= TASK DETAILS =
Extract every line that includes the string "title".

= STORED RECORDS =
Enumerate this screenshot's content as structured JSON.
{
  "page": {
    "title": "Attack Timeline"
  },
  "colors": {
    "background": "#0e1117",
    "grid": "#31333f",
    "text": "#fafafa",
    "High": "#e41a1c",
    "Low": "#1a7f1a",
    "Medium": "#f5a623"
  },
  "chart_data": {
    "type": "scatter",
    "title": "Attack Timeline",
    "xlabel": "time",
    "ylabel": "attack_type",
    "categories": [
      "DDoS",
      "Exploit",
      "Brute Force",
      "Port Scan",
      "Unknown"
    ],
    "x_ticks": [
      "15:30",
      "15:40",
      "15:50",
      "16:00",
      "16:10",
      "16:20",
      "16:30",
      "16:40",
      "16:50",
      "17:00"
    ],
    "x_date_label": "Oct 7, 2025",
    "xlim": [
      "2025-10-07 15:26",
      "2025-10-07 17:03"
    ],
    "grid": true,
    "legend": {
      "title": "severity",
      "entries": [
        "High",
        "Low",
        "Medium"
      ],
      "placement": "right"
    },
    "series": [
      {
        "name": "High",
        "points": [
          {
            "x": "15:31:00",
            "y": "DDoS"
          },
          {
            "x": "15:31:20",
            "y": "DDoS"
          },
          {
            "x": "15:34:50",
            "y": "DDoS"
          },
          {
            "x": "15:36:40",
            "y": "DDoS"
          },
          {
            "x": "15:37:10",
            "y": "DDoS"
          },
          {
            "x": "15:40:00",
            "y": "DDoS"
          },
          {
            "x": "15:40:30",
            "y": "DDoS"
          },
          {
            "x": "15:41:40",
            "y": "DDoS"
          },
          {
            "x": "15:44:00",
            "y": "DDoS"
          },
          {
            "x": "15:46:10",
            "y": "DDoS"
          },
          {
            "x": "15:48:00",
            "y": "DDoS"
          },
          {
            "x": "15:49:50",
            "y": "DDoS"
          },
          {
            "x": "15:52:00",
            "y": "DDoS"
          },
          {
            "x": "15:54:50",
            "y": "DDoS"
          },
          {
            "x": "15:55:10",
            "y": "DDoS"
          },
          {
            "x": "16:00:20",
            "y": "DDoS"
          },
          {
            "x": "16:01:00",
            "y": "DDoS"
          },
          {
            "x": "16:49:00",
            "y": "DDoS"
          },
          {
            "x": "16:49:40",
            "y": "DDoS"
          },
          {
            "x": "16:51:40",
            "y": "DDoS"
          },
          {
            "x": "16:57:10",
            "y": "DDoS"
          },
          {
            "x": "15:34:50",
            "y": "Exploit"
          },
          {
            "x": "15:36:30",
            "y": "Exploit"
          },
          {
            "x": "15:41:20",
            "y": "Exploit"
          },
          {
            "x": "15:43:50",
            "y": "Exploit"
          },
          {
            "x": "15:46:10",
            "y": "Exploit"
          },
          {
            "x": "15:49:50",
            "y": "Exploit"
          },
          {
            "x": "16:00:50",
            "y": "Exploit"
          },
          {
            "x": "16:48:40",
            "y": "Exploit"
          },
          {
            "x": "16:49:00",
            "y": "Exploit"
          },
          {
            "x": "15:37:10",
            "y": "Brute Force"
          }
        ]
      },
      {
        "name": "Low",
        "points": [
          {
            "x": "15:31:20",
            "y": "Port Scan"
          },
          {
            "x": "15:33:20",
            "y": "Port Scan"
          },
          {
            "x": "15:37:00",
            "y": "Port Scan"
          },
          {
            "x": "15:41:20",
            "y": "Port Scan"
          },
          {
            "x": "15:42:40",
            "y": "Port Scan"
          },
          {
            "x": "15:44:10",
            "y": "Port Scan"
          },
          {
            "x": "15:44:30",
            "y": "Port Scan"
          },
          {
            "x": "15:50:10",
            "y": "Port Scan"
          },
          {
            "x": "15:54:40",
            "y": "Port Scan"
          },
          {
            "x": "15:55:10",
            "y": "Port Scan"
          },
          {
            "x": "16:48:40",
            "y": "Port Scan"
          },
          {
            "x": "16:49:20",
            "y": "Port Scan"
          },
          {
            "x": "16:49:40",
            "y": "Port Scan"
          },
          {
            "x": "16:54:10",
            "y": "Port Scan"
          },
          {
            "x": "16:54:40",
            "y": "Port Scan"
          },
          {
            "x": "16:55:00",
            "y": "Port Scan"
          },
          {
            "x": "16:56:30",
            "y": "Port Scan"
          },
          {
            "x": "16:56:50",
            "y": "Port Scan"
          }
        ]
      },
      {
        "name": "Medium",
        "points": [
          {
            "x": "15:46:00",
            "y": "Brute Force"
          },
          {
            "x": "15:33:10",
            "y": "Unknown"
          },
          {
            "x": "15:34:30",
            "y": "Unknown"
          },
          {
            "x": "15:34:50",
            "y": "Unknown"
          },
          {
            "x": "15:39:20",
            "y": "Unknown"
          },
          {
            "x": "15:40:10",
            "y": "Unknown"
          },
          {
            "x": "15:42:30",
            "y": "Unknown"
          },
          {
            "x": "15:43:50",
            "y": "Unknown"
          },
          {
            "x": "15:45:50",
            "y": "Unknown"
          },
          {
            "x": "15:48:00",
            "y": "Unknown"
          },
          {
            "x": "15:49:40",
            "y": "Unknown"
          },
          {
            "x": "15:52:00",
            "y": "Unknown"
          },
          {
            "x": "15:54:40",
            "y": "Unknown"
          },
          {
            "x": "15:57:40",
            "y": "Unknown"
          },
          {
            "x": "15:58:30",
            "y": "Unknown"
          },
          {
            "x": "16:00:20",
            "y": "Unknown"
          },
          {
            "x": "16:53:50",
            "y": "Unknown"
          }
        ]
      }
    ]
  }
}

= CORRECT OUTPUT =
    "title": "Attack Timeline"
    "title": "Attack Timeline",
      "title": "severity",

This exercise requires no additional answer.